■ REQUIRED TASK: Report the count of lines where the string "extorsión" appears, and nothing else.

■ PROVIDED DATA:
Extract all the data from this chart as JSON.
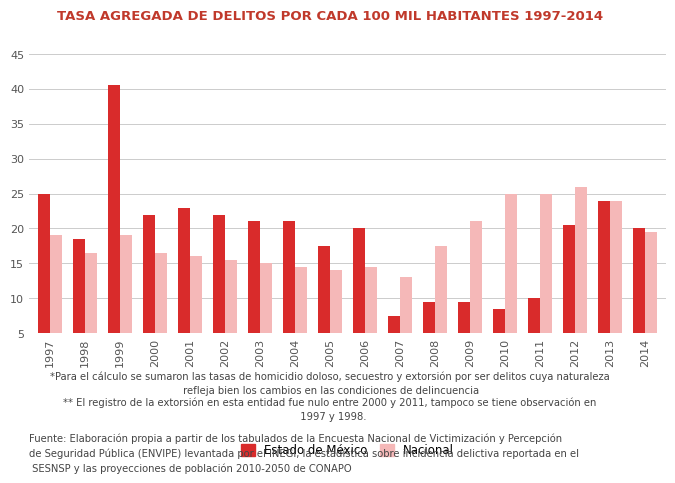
{
  "title": "TASA AGREGADA DE DELITOS POR CADA 100 MIL HABITANTES 1997-2014",
  "years": [
    1997,
    1998,
    1999,
    2000,
    2001,
    2002,
    2003,
    2004,
    2005,
    2006,
    2007,
    2008,
    2009,
    2010,
    2011,
    2012,
    2013,
    2014
  ],
  "estado_mexico": [
    25.0,
    18.5,
    40.5,
    22.0,
    23.0,
    22.0,
    21.0,
    21.0,
    17.5,
    20.0,
    7.5,
    9.5,
    9.5,
    8.5,
    10.0,
    20.5,
    24.0,
    20.0
  ],
  "nacional": [
    19.0,
    16.5,
    19.0,
    16.5,
    16.0,
    15.5,
    15.0,
    14.5,
    14.0,
    14.5,
    13.0,
    17.5,
    21.0,
    25.0,
    25.0,
    26.0,
    24.0,
    19.5
  ],
  "color_estado": "#d92b2b",
  "color_nacional": "#f5b8b8",
  "title_color": "#c0392b",
  "title_fontsize": 9.5,
  "ylim": [
    5,
    45
  ],
  "yticks": [
    5,
    10,
    15,
    20,
    25,
    30,
    35,
    40,
    45
  ],
  "legend_label_estado": "Estado de México",
  "legend_label_nacional": "Nacional",
  "note1": "*Para el cálculo se sumaron las tasas de homicidio doloso, secuestro y extorsión por ser delitos cuya naturaleza\n refleja bien los cambios en las condiciones de delincuencia",
  "note2": "** El registro de la extorsión en esta entidad fue nulo entre 2000 y 2011, tampoco se tiene observación en\n  1997 y 1998.",
  "fuente_line1": "Fuente: Elaboración propia a partir de los tabulados de la Encuesta Nacional de Victimización y Percepción",
  "fuente_line2": "de Seguridad Pública (ENVIPE) levantada por el INEGI, la estadística sobre incidencia delictiva reportada en el",
  "fuente_line3": " SESNSP y las proyecciones de población 2010-2050 de CONAPO",
  "bg_color": "#ffffff",
  "grid_color": "#cccccc",
  "bar_width": 0.35
}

■ WRITTEN SOLUTION: 2